--- START MATERIAL ---
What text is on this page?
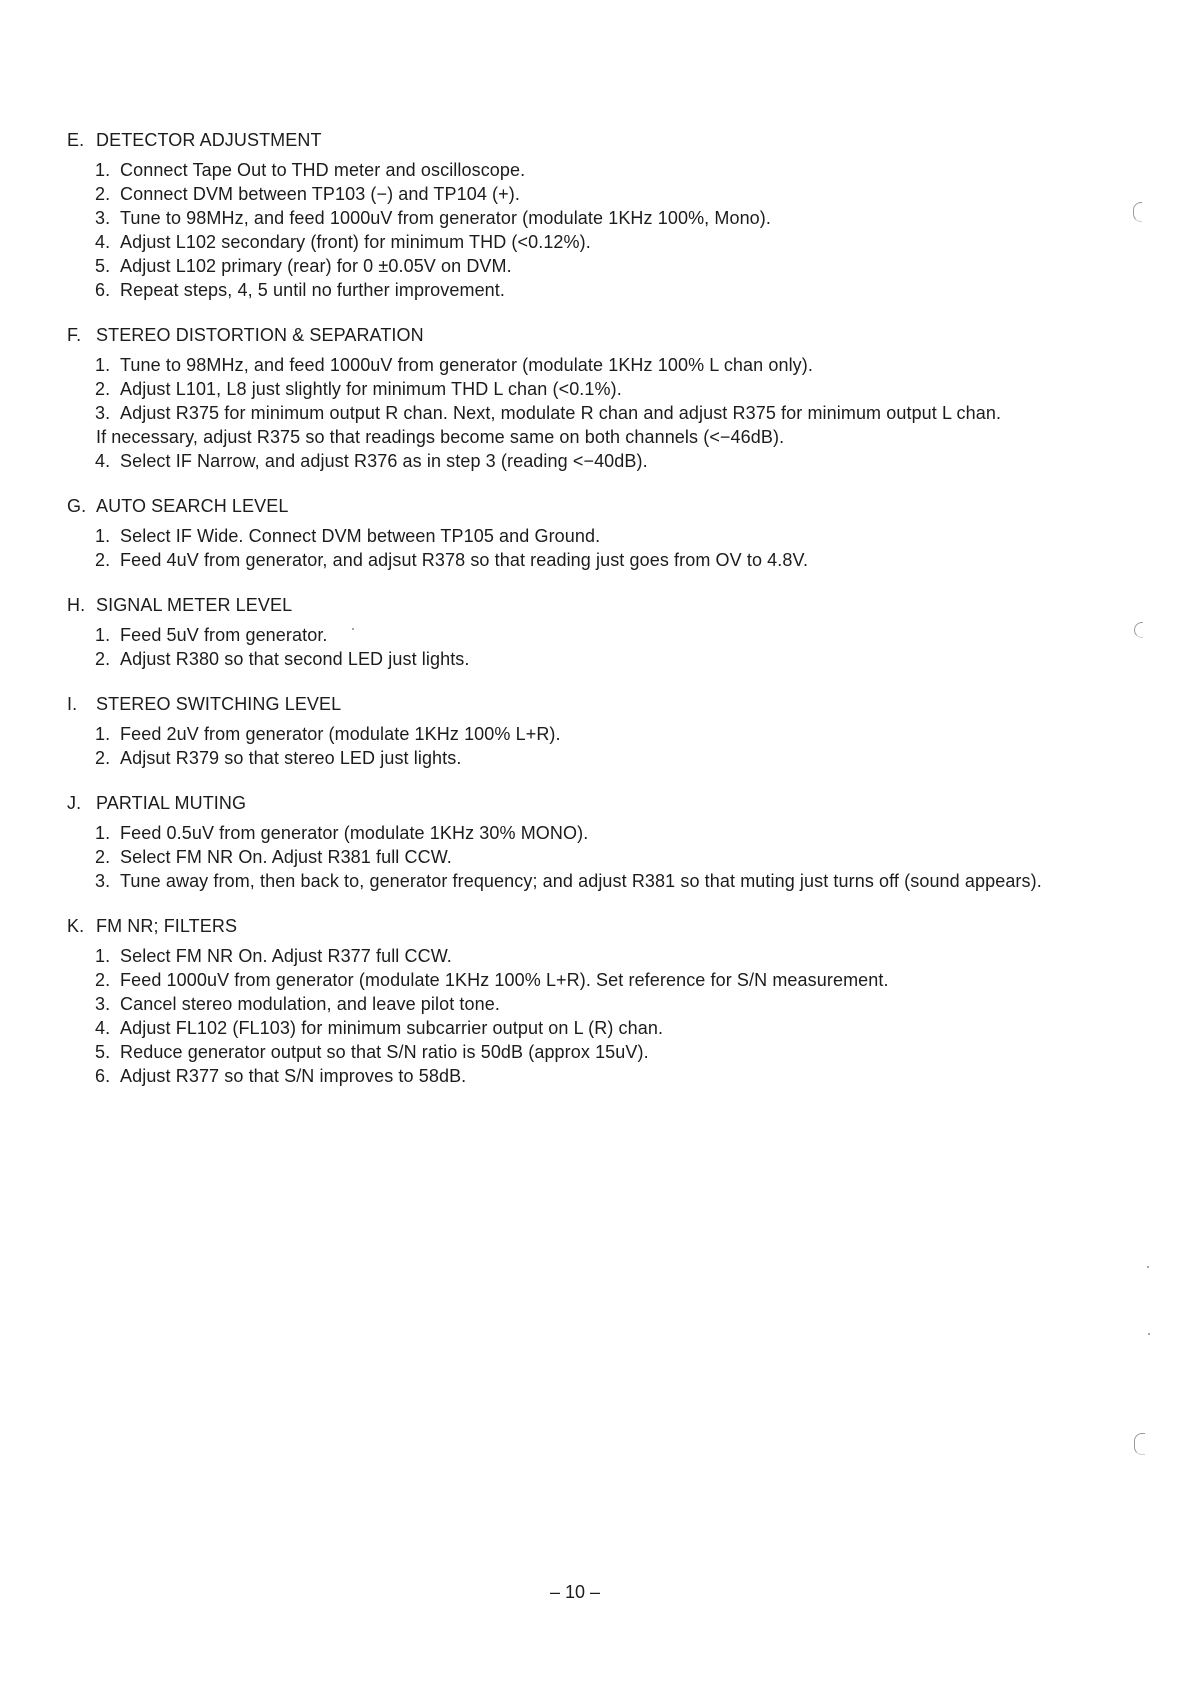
E. DETECTOR ADJUSTMENT
1. Connect Tape Out to THD meter and oscilloscope.
2. Connect DVM between TP103 (−) and TP104 (+).
3. Tune to 98MHz, and feed 1000uV from generator (modulate 1KHz 100%, Mono).
4. Adjust L102 secondary (front) for minimum THD (<0.12%).
5. Adjust L102 primary (rear) for 0 ±0.05V on DVM.
6. Repeat steps, 4, 5 until no further improvement.
F. STEREO DISTORTION & SEPARATION
1. Tune to 98MHz, and feed 1000uV from generator (modulate 1KHz 100% L chan only).
2. Adjust L101, L8 just slightly for minimum THD L chan (<0.1%).
3. Adjust R375 for minimum output R chan. Next, modulate R chan and adjust R375 for minimum output L chan.
If necessary, adjust R375 so that readings become same on both channels (<−46dB).
4. Select IF Narrow, and adjust R376 as in step 3 (reading <−40dB).
G. AUTO SEARCH LEVEL
1. Select IF Wide. Connect DVM between TP105 and Ground.
2. Feed 4uV from generator, and adjsut R378 so that reading just goes from OV to 4.8V.
H. SIGNAL METER LEVEL
1. Feed 5uV from generator.
2. Adjust R380 so that second LED just lights.
I. STEREO SWITCHING LEVEL
1. Feed 2uV from generator (modulate 1KHz 100% L+R).
2. Adjsut R379 so that stereo LED just lights.
J. PARTIAL MUTING
1. Feed 0.5uV from generator (modulate 1KHz 30% MONO).
2. Select FM NR On. Adjust R381 full CCW.
3. Tune away from, then back to, generator frequency; and adjust R381 so that muting just turns off (sound appears).
K. FM NR; FILTERS
1. Select FM NR On. Adjust R377 full CCW.
2. Feed 1000uV from generator (modulate 1KHz 100% L+R). Set reference for S/N measurement.
3. Cancel stereo modulation, and leave pilot tone.
4. Adjust FL102 (FL103) for minimum subcarrier output on L (R) chan.
5. Reduce generator output so that S/N ratio is 50dB (approx 15uV).
6. Adjust R377 so that S/N improves to 58dB.
– 10 –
--- END MATERIAL ---
GIVEN REQUEST ::
Transcribe the records above verbatim. Do not carry over any picture.

SOLUTION BELOW ::
What text is on this page?
E. DETECTOR ADJUSTMENT
1. Connect Tape Out to THD meter and oscilloscope.
2. Connect DVM between TP103 (−) and TP104 (+).
3. Tune to 98MHz, and feed 1000uV from generator (modulate 1KHz 100%, Mono).
4. Adjust L102 secondary (front) for minimum THD (<0.12%).
5. Adjust L102 primary (rear) for 0 ±0.05V on DVM.
6. Repeat steps, 4, 5 until no further improvement.
F. STEREO DISTORTION & SEPARATION
1. Tune to 98MHz, and feed 1000uV from generator (modulate 1KHz 100% L chan only).
2. Adjust L101, L8 just slightly for minimum THD L chan (<0.1%).
3. Adjust R375 for minimum output R chan. Next, modulate R chan and adjust R375 for minimum output L chan.
If necessary, adjust R375 so that readings become same on both channels (<−46dB).
4. Select IF Narrow, and adjust R376 as in step 3 (reading <−40dB).
G. AUTO SEARCH LEVEL
1. Select IF Wide. Connect DVM between TP105 and Ground.
2. Feed 4uV from generator, and adjsut R378 so that reading just goes from OV to 4.8V.
H. SIGNAL METER LEVEL
1. Feed 5uV from generator.
2. Adjust R380 so that second LED just lights.
I. STEREO SWITCHING LEVEL
1. Feed 2uV from generator (modulate 1KHz 100% L+R).
2. Adjsut R379 so that stereo LED just lights.
J. PARTIAL MUTING
1. Feed 0.5uV from generator (modulate 1KHz 30% MONO).
2. Select FM NR On. Adjust R381 full CCW.
3. Tune away from, then back to, generator frequency; and adjust R381 so that muting just turns off (sound appears).
K. FM NR; FILTERS
1. Select FM NR On. Adjust R377 full CCW.
2. Feed 1000uV from generator (modulate 1KHz 100% L+R). Set reference for S/N measurement.
3. Cancel stereo modulation, and leave pilot tone.
4. Adjust FL102 (FL103) for minimum subcarrier output on L (R) chan.
5. Reduce generator output so that S/N ratio is 50dB (approx 15uV).
6. Adjust R377 so that S/N improves to 58dB.
– 10 –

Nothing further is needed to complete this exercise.